Required work — In the material below, find how many lines contain the string "color". Write only that number.

-------- Entries shown --------

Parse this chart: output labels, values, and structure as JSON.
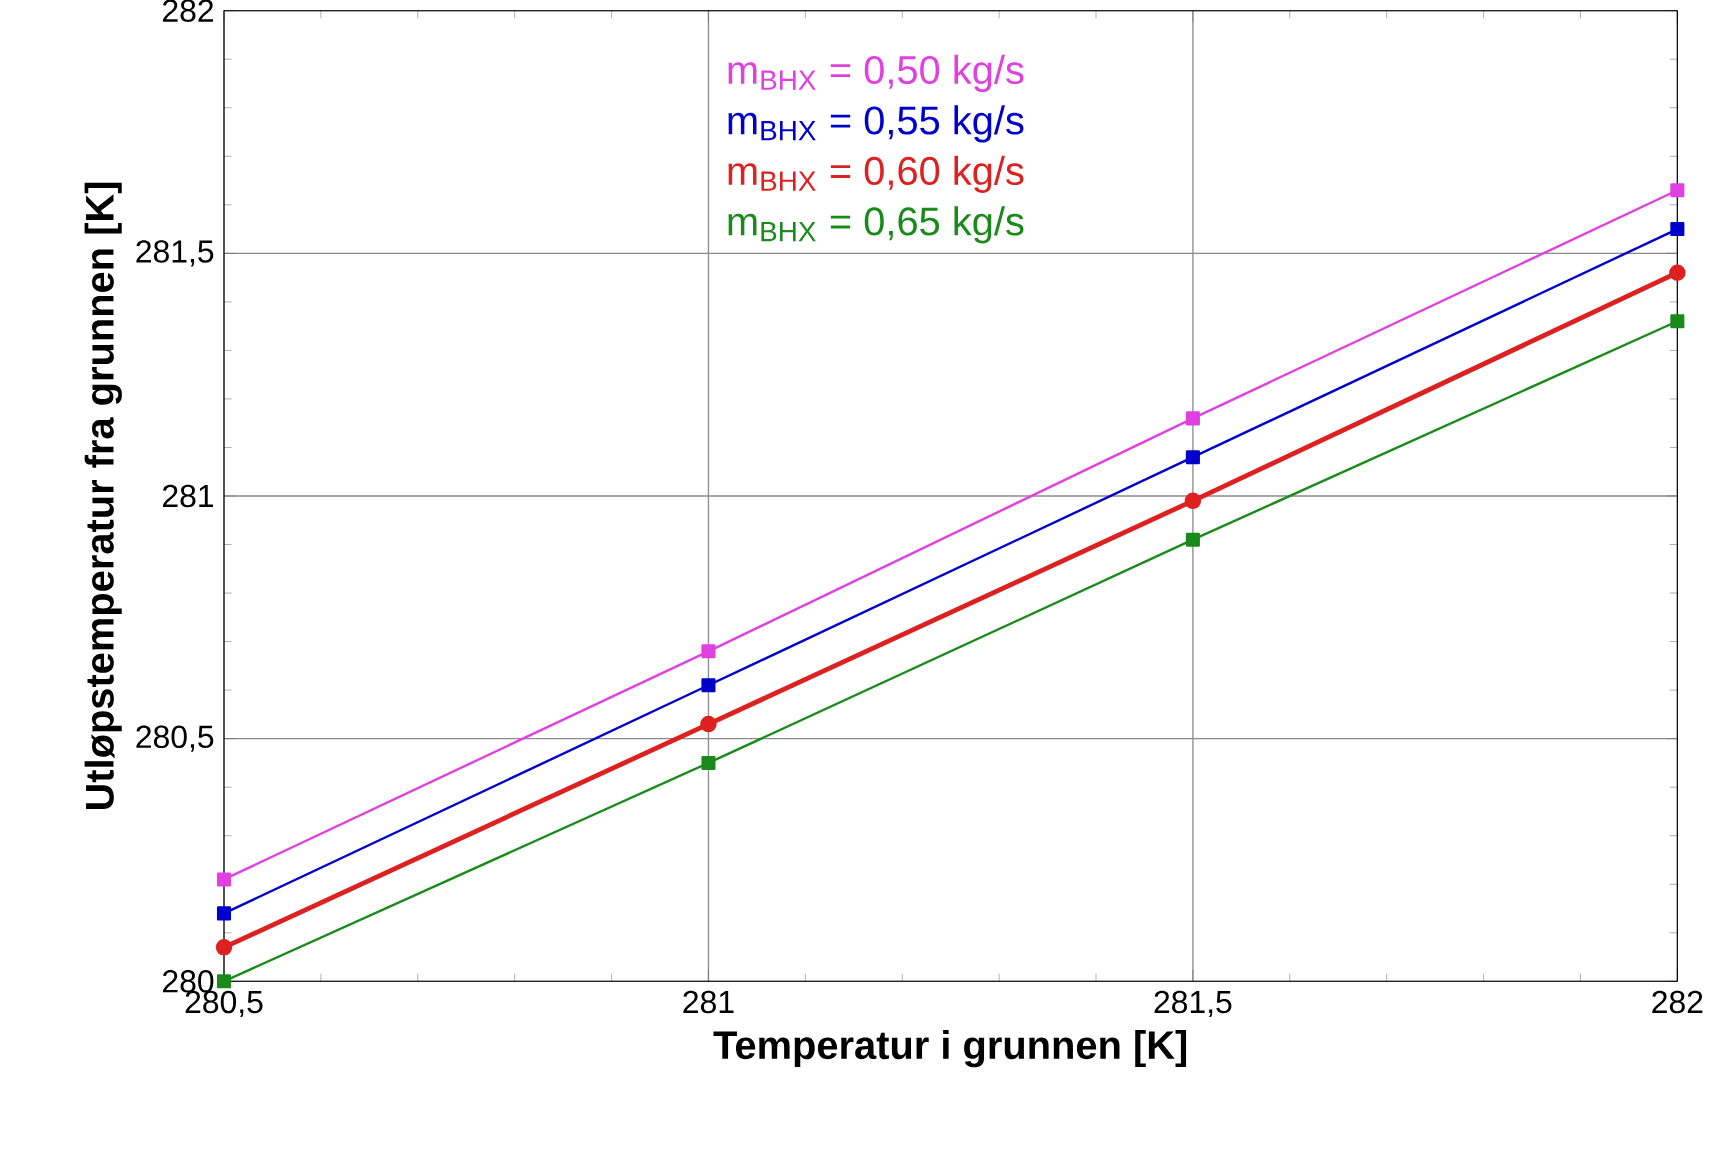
{
  "chart_data": {
    "type": "line",
    "xlabel": "Temperatur i grunnen [K]",
    "ylabel": "Utløpstemperatur fra grunnen [K]",
    "x": [
      280.5,
      281,
      281.5,
      282
    ],
    "series": [
      {
        "name": "m$_{BHX}$ = 0,50 kg/s",
        "color": "#e040e0",
        "values": [
          280.21,
          280.68,
          281.16,
          281.63
        ]
      },
      {
        "name": "m$_{BHX}$ = 0,55 kg/s",
        "color": "#0000cc",
        "values": [
          280.14,
          280.61,
          281.08,
          281.55
        ]
      },
      {
        "name": "m$_{BHX}$ = 0,60 kg/s",
        "color": "#dd2020",
        "values": [
          280.07,
          280.53,
          280.99,
          281.46
        ],
        "marker": "circle"
      },
      {
        "name": "m$_{BHX}$ = 0,65 kg/s",
        "color": "#1a8a1a",
        "values": [
          280.0,
          280.45,
          280.91,
          281.36
        ]
      }
    ],
    "xlim": [
      280.5,
      282
    ],
    "ylim": [
      280,
      282
    ],
    "xticks": [
      {
        "value": 280.5,
        "label": "280,5"
      },
      281,
      {
        "value": 281.5,
        "label": "281,5"
      },
      282
    ],
    "yticks": [
      280,
      {
        "value": 280.5,
        "label": "280,5"
      },
      281,
      {
        "value": 281.5,
        "label": "281,5"
      },
      282
    ],
    "grid": true,
    "legend": "top",
    "marker": "square",
    "line_style": "solid"
  }
}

--------

The output — 4